Requirements » Pull every line holding the string "Δημοτικού" from the records below.

Input material »
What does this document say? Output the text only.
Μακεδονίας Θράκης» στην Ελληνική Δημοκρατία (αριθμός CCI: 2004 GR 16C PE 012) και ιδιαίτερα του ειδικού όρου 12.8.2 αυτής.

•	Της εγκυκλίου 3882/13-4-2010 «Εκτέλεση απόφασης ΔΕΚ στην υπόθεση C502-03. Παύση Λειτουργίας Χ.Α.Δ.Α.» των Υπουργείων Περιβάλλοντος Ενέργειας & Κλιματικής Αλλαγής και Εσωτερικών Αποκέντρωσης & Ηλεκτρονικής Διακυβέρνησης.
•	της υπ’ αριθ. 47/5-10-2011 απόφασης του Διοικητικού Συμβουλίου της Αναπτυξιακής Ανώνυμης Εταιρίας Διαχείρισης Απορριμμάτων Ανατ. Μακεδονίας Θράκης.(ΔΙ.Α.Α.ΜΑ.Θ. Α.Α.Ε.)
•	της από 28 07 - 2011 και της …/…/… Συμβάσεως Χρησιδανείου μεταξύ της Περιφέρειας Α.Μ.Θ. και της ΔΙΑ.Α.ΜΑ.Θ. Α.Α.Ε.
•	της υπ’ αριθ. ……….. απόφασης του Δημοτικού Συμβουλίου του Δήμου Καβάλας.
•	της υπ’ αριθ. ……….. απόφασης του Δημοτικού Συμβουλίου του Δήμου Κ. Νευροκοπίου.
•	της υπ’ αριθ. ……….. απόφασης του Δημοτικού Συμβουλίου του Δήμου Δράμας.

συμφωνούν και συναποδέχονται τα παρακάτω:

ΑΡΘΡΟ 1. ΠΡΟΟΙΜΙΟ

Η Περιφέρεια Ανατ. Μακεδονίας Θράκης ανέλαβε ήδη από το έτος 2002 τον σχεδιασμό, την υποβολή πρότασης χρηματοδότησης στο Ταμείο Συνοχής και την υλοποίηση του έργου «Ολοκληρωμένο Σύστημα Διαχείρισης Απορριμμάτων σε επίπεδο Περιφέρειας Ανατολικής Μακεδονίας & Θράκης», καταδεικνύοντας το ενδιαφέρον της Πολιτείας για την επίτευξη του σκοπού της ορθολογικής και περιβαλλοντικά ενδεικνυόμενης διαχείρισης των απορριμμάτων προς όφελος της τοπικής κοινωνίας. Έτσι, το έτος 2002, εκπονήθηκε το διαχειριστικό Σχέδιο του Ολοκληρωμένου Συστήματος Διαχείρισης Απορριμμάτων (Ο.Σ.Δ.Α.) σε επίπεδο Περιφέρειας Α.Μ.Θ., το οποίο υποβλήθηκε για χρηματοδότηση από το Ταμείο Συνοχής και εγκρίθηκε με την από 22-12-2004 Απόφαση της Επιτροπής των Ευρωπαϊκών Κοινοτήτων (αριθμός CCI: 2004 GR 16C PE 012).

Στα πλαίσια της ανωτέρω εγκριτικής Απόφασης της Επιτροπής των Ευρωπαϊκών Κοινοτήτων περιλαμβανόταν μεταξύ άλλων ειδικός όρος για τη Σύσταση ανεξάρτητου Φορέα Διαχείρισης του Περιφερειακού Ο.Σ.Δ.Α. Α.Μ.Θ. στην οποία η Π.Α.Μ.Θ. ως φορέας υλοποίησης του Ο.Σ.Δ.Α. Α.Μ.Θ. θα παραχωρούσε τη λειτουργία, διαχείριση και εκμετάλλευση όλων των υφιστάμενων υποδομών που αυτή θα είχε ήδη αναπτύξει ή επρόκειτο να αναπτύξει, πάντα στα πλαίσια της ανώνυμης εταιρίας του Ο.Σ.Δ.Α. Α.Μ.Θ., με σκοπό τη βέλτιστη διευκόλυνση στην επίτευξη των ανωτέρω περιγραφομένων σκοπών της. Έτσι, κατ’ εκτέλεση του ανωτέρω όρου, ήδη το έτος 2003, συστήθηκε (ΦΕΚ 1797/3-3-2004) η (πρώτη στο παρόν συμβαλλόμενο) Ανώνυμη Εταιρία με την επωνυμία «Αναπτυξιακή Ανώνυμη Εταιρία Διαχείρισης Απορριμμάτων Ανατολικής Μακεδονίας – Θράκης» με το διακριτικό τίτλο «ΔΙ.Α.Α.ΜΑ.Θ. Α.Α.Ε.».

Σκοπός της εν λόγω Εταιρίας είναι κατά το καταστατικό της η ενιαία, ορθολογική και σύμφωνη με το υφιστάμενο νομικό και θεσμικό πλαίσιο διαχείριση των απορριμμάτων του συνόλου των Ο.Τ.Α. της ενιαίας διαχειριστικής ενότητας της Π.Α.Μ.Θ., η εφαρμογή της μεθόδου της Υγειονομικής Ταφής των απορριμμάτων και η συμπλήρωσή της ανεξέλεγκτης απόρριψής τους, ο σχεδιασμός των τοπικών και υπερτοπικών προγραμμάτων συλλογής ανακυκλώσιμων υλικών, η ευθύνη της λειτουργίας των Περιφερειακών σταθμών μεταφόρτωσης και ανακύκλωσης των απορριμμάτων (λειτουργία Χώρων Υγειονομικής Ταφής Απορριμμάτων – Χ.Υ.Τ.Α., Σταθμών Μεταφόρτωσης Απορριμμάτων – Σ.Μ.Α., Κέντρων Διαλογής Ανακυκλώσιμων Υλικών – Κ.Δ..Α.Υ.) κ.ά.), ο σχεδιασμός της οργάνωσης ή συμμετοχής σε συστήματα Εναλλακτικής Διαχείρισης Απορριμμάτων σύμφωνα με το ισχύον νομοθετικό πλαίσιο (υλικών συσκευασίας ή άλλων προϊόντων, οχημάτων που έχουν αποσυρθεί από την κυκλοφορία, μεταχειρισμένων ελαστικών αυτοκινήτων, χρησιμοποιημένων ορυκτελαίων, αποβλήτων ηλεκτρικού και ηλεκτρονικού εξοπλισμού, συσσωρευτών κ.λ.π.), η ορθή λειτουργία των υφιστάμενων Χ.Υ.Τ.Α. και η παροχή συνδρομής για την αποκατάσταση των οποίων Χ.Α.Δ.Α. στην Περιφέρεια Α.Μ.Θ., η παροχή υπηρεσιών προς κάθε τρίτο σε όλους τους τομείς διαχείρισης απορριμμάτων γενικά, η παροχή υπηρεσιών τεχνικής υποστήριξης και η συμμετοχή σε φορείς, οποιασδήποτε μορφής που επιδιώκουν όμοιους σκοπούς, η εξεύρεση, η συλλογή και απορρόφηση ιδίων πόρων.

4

Exercise result »
•	της υπ’ αριθ. ……….. απόφασης του Δημοτικού Συμβουλίου του Δήμου Καβάλας.
•	της υπ’ αριθ. ……….. απόφασης του Δημοτικού Συμβουλίου του Δήμου Κ. Νευροκοπίου.
•	της υπ’ αριθ. ……….. απόφασης του Δημοτικού Συμβουλίου του Δήμου Δράμας.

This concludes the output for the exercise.